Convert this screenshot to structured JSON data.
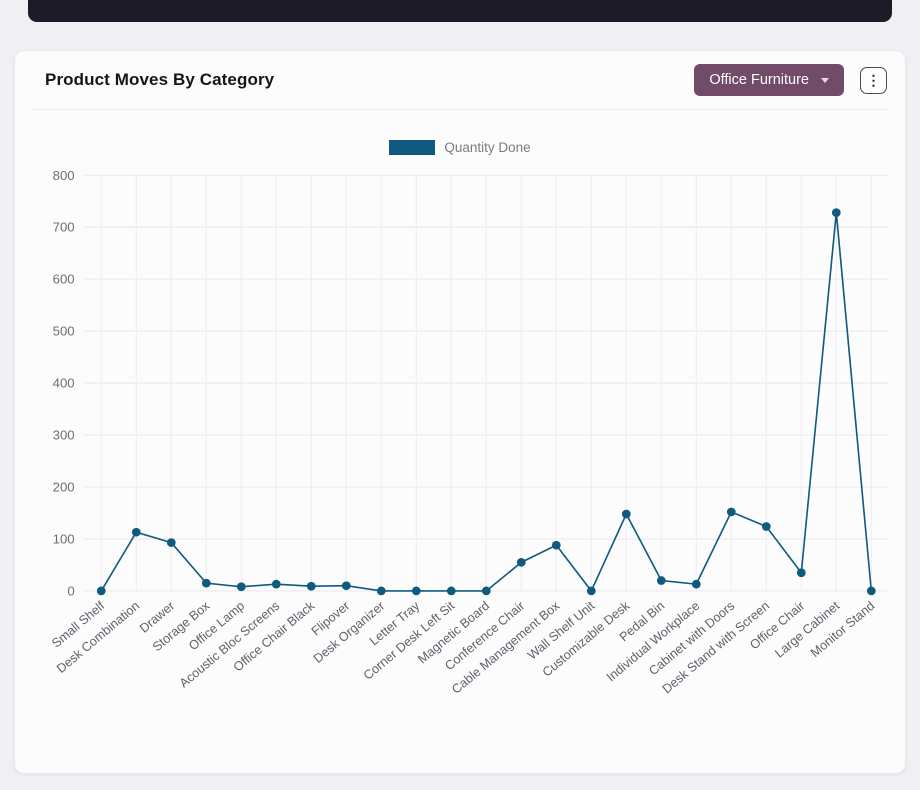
---
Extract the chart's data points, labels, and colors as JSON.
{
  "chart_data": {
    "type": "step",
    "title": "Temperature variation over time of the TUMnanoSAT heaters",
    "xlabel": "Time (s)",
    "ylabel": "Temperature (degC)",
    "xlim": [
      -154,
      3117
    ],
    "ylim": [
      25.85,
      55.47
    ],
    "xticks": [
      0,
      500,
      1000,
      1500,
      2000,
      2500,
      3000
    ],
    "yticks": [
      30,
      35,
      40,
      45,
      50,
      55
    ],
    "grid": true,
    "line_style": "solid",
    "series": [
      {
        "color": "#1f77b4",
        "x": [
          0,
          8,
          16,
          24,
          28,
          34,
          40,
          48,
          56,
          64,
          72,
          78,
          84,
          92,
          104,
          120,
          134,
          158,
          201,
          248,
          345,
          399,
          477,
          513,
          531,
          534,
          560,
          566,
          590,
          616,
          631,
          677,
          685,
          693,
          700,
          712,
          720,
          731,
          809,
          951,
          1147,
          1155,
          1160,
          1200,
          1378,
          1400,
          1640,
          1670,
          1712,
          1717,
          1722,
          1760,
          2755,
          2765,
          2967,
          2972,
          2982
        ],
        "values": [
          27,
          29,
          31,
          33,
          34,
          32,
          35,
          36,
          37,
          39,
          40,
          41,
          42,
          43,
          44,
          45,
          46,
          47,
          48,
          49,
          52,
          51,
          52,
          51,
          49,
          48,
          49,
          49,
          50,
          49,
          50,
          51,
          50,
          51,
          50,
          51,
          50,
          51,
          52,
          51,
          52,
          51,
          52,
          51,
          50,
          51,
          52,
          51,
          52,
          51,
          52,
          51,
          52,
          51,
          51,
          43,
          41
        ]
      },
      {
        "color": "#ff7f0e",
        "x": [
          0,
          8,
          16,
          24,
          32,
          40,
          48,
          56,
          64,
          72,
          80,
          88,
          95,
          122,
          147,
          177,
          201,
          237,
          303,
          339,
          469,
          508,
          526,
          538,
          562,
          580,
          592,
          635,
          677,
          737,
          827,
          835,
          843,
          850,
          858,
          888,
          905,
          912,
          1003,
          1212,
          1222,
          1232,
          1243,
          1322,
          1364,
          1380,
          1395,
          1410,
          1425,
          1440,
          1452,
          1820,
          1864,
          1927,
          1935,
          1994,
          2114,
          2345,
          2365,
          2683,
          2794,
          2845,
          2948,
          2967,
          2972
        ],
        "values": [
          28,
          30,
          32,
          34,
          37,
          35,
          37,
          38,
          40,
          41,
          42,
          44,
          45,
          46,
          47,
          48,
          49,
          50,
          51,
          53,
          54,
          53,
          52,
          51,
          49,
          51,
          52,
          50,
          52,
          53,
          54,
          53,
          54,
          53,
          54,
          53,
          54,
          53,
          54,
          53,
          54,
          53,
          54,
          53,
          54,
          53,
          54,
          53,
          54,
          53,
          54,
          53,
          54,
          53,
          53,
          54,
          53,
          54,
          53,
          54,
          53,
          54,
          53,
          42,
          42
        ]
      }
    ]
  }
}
* * *
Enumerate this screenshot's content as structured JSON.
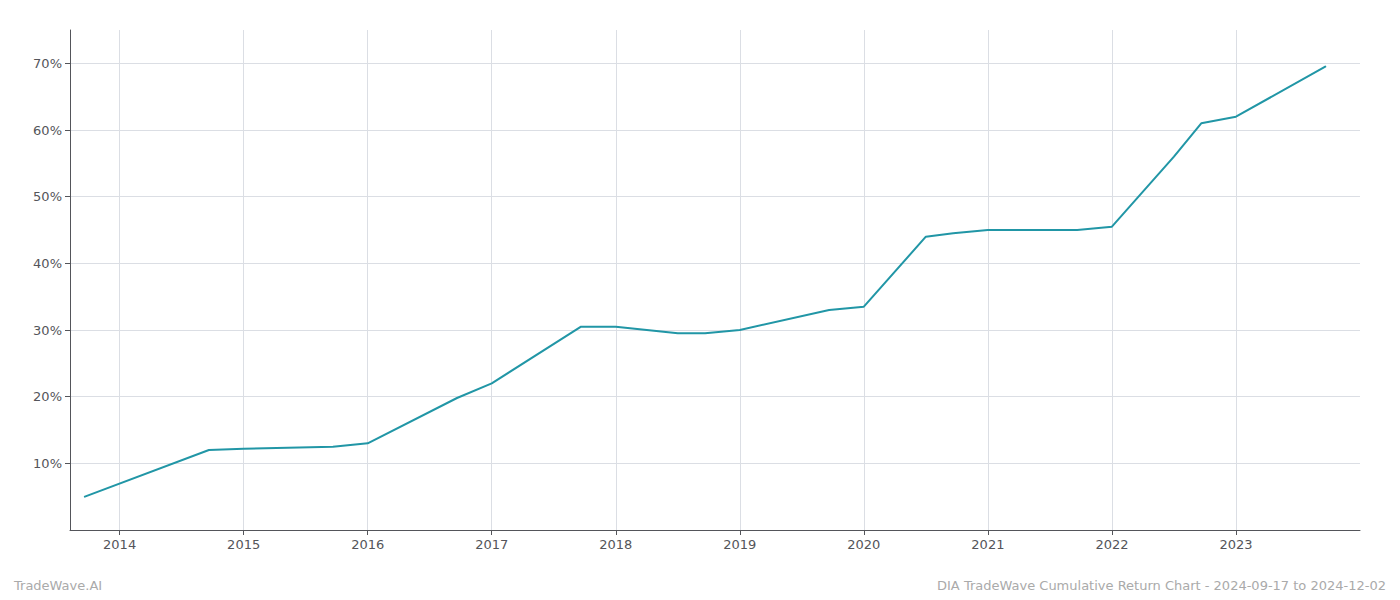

• Task description: Copy out all lines above that include the string "structured".

• Solution to this task:
Convert this screenshot to structured JSON data.
Enumerate this screenshot's content as structured JSON.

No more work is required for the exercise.